Task directions: What lines of the data include the string "CILANTRO"? Copy them all.

Supplied data:
-- BEGIN --

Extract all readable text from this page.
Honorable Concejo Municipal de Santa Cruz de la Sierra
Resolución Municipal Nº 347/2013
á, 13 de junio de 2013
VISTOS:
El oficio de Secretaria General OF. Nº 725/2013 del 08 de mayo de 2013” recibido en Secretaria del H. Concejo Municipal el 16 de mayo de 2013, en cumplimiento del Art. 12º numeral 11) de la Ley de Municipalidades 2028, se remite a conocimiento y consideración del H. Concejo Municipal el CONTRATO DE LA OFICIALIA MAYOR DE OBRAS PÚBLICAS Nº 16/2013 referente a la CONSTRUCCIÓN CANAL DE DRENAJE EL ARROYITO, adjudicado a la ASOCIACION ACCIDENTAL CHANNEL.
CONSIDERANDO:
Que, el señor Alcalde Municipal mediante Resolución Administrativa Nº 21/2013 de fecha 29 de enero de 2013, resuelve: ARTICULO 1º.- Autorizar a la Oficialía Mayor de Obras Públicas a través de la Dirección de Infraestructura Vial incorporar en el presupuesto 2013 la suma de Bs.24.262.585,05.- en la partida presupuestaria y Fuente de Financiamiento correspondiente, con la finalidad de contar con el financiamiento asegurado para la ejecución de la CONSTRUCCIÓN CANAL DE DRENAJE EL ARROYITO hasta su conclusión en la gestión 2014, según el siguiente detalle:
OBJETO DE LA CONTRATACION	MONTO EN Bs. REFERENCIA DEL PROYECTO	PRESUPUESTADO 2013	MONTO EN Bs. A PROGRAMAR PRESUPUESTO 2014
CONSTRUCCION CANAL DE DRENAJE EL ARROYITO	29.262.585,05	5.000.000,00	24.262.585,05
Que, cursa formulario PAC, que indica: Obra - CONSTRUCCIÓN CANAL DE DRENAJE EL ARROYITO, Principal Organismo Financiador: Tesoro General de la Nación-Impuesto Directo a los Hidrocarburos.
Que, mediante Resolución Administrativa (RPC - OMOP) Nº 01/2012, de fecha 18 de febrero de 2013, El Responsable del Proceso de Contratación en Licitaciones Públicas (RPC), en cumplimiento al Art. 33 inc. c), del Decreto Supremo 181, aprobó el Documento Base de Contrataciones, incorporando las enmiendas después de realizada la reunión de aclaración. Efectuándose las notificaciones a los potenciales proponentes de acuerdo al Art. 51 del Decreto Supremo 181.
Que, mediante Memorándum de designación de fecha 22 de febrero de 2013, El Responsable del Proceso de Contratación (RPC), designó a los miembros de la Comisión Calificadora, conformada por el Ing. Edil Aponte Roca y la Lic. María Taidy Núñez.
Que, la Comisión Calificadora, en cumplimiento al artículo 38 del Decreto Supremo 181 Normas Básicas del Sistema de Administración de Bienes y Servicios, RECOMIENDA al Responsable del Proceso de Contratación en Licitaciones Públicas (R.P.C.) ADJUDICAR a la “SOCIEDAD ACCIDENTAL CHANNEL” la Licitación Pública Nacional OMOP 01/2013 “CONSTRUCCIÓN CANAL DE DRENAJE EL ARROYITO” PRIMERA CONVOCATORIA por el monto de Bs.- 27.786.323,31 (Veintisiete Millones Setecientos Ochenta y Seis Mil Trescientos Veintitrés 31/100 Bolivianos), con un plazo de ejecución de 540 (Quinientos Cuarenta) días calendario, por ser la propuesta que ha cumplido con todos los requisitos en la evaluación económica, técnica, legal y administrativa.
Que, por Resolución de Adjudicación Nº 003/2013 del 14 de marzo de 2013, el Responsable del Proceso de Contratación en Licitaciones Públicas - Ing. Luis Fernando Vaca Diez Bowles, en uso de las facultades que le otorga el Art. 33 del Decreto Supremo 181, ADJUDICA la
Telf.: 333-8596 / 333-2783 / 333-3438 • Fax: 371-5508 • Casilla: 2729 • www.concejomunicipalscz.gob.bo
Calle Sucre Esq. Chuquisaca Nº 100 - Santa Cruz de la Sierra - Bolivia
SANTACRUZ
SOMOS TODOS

-- END --
-- BEGIN --

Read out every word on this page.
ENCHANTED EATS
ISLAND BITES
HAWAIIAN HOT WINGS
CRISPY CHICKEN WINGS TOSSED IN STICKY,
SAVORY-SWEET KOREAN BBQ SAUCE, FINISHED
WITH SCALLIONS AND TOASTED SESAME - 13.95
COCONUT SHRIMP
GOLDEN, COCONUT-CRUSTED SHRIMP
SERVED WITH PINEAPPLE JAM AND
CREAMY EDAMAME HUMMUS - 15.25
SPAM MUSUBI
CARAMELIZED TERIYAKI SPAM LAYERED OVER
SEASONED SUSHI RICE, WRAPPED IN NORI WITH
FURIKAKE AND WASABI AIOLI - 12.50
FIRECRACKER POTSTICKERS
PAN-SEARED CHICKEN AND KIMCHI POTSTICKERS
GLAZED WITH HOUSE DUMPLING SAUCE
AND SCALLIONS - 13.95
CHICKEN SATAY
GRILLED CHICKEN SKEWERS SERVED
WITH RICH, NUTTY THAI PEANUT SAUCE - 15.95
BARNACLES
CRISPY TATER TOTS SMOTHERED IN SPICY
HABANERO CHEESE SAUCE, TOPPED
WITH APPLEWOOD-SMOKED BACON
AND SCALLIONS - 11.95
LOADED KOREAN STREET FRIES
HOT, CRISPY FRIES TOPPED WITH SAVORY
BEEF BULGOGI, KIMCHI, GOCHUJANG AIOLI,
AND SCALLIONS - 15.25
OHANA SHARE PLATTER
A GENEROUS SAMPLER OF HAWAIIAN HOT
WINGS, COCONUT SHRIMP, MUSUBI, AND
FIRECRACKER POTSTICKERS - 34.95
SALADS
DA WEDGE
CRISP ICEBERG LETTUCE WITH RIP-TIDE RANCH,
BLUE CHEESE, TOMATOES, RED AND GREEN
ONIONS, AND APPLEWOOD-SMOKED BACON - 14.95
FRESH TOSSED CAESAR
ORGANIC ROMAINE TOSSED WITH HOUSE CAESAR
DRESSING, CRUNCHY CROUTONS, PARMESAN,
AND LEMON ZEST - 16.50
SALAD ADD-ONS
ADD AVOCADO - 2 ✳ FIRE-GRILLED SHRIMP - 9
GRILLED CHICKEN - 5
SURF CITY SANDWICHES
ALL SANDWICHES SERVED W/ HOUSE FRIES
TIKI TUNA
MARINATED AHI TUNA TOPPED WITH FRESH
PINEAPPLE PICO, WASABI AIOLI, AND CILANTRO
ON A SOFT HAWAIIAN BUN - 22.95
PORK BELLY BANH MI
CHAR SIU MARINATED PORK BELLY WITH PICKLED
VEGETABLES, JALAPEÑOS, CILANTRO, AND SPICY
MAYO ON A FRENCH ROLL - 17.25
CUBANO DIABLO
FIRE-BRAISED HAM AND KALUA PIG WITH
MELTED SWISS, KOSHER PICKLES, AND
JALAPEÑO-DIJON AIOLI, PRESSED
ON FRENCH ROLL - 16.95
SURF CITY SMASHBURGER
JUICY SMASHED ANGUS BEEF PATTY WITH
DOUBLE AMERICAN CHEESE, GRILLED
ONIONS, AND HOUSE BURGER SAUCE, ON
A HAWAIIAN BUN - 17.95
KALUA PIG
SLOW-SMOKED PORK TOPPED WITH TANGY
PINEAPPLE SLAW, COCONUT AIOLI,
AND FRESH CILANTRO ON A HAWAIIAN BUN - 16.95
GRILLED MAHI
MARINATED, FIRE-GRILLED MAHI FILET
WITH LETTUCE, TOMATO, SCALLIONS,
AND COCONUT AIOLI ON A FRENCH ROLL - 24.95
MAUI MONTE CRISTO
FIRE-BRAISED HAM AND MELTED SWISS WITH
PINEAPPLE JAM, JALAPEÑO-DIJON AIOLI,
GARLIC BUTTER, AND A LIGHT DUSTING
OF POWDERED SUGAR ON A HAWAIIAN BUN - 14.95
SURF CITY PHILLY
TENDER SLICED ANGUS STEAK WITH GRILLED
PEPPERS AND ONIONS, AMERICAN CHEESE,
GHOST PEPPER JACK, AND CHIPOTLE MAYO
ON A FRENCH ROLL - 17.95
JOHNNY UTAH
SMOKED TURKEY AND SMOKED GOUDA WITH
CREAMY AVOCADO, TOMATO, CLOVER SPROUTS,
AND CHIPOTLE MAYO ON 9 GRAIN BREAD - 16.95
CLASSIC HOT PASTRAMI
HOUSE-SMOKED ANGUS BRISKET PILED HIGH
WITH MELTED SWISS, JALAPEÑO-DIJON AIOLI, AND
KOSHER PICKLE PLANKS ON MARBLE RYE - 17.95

-- END --

Problem solution:
PINEAPPLE PICO, WASABI AIOLI, AND CILANTRO
VEGETABLES, JALAPEÑOS, CILANTRO, AND SPICY
AND FRESH CILANTRO ON A HAWAIIAN BUN - 16.95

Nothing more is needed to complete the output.